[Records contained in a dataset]
□ □ □
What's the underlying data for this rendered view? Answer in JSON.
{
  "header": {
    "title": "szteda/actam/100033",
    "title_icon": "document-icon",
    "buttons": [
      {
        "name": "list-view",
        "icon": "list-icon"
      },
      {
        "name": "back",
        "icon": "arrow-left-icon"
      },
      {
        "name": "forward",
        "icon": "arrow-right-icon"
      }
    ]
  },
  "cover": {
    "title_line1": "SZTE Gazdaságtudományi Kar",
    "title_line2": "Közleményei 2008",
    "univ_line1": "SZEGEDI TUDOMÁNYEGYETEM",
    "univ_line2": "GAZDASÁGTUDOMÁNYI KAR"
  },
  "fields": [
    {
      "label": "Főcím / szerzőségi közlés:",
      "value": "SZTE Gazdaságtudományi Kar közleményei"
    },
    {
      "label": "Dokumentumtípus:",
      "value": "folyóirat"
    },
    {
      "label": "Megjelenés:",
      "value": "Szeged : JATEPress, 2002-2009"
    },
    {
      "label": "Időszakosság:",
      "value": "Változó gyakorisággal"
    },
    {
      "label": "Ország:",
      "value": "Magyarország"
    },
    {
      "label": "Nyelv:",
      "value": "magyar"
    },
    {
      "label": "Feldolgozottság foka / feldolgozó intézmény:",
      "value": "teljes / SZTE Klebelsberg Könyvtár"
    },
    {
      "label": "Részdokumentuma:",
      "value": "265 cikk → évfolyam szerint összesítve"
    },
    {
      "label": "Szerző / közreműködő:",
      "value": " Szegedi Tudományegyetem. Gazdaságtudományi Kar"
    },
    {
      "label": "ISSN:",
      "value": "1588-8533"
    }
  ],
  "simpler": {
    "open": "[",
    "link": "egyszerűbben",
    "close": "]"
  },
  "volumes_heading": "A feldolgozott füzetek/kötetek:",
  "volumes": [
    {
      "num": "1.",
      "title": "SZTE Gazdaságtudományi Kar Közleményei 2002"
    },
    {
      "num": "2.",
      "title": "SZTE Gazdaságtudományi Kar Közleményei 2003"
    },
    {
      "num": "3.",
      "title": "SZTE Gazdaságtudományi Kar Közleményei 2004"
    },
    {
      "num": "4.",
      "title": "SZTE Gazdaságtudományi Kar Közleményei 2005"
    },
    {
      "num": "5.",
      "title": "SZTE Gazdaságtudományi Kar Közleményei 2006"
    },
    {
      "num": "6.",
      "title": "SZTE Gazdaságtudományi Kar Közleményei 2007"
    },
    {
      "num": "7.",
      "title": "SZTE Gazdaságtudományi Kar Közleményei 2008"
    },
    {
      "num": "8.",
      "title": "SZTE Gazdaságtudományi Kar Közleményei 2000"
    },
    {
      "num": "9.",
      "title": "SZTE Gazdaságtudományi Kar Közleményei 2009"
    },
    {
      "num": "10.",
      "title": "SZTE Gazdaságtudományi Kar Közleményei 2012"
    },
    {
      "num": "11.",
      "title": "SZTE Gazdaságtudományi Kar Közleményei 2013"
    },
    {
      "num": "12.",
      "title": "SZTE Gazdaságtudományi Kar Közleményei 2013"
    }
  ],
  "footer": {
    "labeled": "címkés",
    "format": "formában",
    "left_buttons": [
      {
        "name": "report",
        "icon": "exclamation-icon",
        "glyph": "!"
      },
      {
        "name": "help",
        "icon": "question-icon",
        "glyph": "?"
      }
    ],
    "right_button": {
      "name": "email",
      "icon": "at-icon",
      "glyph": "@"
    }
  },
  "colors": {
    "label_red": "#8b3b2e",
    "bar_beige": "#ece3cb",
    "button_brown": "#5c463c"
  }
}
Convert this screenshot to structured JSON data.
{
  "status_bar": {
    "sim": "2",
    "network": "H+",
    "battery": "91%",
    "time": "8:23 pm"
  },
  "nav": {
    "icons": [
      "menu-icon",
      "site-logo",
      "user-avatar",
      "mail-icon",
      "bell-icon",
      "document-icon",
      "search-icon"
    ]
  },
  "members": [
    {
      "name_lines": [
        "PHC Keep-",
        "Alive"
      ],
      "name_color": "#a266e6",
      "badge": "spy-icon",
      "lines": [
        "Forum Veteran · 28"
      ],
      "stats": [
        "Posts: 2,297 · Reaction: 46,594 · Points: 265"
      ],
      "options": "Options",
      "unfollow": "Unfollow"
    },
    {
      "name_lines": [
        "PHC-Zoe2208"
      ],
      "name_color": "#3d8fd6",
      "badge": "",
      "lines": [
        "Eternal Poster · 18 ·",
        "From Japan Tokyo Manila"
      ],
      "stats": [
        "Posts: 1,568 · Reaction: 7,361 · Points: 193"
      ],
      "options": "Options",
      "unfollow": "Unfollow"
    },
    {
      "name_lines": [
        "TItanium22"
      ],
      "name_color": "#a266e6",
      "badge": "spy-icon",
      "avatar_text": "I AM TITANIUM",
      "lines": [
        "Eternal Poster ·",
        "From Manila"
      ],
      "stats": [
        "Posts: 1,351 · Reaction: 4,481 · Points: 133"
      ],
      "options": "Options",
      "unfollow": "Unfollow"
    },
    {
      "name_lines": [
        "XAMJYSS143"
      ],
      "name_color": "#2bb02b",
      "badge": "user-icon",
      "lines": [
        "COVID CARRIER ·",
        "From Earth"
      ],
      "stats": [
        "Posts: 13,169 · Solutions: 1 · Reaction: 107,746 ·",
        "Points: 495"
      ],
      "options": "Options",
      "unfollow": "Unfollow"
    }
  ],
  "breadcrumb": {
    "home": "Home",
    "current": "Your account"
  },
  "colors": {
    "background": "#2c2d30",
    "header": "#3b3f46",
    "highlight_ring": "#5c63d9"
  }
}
□ □ □
Task prompt
Return every record above exactly as it appears.

Answer to this problem
What's the underlying data for this rendered view? Answer in JSON.
{
  "header": {
    "title": "szteda/actam/100033",
    "title_icon": "document-icon",
    "buttons": [
      {
        "name": "list-view",
        "icon": "list-icon"
      },
      {
        "name": "back",
        "icon": "arrow-left-icon"
      },
      {
        "name": "forward",
        "icon": "arrow-right-icon"
      }
    ]
  },
  "cover": {
    "title_line1": "SZTE Gazdaságtudományi Kar",
    "title_line2": "Közleményei 2008",
    "univ_line1": "SZEGEDI TUDOMÁNYEGYETEM",
    "univ_line2": "GAZDASÁGTUDOMÁNYI KAR"
  },
  "fields": [
    {
      "label": "Főcím / szerzőségi közlés:",
      "value": "SZTE Gazdaságtudományi Kar közleményei"
    },
    {
      "label": "Dokumentumtípus:",
      "value": "folyóirat"
    },
    {
      "label": "Megjelenés:",
      "value": "Szeged : JATEPress, 2002-2009"
    },
    {
      "label": "Időszakosság:",
      "value": "Változó gyakorisággal"
    },
    {
      "label": "Ország:",
      "value": "Magyarország"
    },
    {
      "label": "Nyelv:",
      "value": "magyar"
    },
    {
      "label": "Feldolgozottság foka / feldolgozó intézmény:",
      "value": "teljes / SZTE Klebelsberg Könyvtár"
    },
    {
      "label": "Részdokumentuma:",
      "value": "265 cikk → évfolyam szerint összesítve"
    },
    {
      "label": "Szerző / közreműködő:",
      "value": " Szegedi Tudományegyetem. Gazdaságtudományi Kar"
    },
    {
      "label": "ISSN:",
      "value": "1588-8533"
    }
  ],
  "simpler": {
    "open": "[",
    "link": "egyszerűbben",
    "close": "]"
  },
  "volumes_heading": "A feldolgozott füzetek/kötetek:",
  "volumes": [
    {
      "num": "1.",
      "title": "SZTE Gazdaságtudományi Kar Közleményei 2002"
    },
    {
      "num": "2.",
      "title": "SZTE Gazdaságtudományi Kar Közleményei 2003"
    },
    {
      "num": "3.",
      "title": "SZTE Gazdaságtudományi Kar Közleményei 2004"
    },
    {
      "num": "4.",
      "title": "SZTE Gazdaságtudományi Kar Közleményei 2005"
    },
    {
      "num": "5.",
      "title": "SZTE Gazdaságtudományi Kar Közleményei 2006"
    },
    {
      "num": "6.",
      "title": "SZTE Gazdaságtudományi Kar Közleményei 2007"
    },
    {
      "num": "7.",
      "title": "SZTE Gazdaságtudományi Kar Közleményei 2008"
    },
    {
      "num": "8.",
      "title": "SZTE Gazdaságtudományi Kar Közleményei 2000"
    },
    {
      "num": "9.",
      "title": "SZTE Gazdaságtudományi Kar Közleményei 2009"
    },
    {
      "num": "10.",
      "title": "SZTE Gazdaságtudományi Kar Közleményei 2012"
    },
    {
      "num": "11.",
      "title": "SZTE Gazdaságtudományi Kar Közleményei 2013"
    },
    {
      "num": "12.",
      "title": "SZTE Gazdaságtudományi Kar Közleményei 2013"
    }
  ],
  "footer": {
    "labeled": "címkés",
    "format": "formában",
    "left_buttons": [
      {
        "name": "report",
        "icon": "exclamation-icon",
        "glyph": "!"
      },
      {
        "name": "help",
        "icon": "question-icon",
        "glyph": "?"
      }
    ],
    "right_button": {
      "name": "email",
      "icon": "at-icon",
      "glyph": "@"
    }
  },
  "colors": {
    "label_red": "#8b3b2e",
    "bar_beige": "#ece3cb",
    "button_brown": "#5c463c"
  }
}
Convert this screenshot to structured JSON data.
{
  "status_bar": {
    "sim": "2",
    "network": "H+",
    "battery": "91%",
    "time": "8:23 pm"
  },
  "nav": {
    "icons": [
      "menu-icon",
      "site-logo",
      "user-avatar",
      "mail-icon",
      "bell-icon",
      "document-icon",
      "search-icon"
    ]
  },
  "members": [
    {
      "name_lines": [
        "PHC Keep-",
        "Alive"
      ],
      "name_color": "#a266e6",
      "badge": "spy-icon",
      "lines": [
        "Forum Veteran · 28"
      ],
      "stats": [
        "Posts: 2,297 · Reaction: 46,594 · Points: 265"
      ],
      "options": "Options",
      "unfollow": "Unfollow"
    },
    {
      "name_lines": [
        "PHC-Zoe2208"
      ],
      "name_color": "#3d8fd6",
      "badge": "",
      "lines": [
        "Eternal Poster · 18 ·",
        "From Japan Tokyo Manila"
      ],
      "stats": [
        "Posts: 1,568 · Reaction: 7,361 · Points: 193"
      ],
      "options": "Options",
      "unfollow": "Unfollow"
    },
    {
      "name_lines": [
        "TItanium22"
      ],
      "name_color": "#a266e6",
      "badge": "spy-icon",
      "avatar_text": "I AM TITANIUM",
      "lines": [
        "Eternal Poster ·",
        "From Manila"
      ],
      "stats": [
        "Posts: 1,351 · Reaction: 4,481 · Points: 133"
      ],
      "options": "Options",
      "unfollow": "Unfollow"
    },
    {
      "name_lines": [
        "XAMJYSS143"
      ],
      "name_color": "#2bb02b",
      "badge": "user-icon",
      "lines": [
        "COVID CARRIER ·",
        "From Earth"
      ],
      "stats": [
        "Posts: 13,169 · Solutions: 1 · Reaction: 107,746 ·",
        "Points: 495"
      ],
      "options": "Options",
      "unfollow": "Unfollow"
    }
  ],
  "breadcrumb": {
    "home": "Home",
    "current": "Your account"
  },
  "colors": {
    "background": "#2c2d30",
    "header": "#3b3f46",
    "highlight_ring": "#5c63d9"
  }
}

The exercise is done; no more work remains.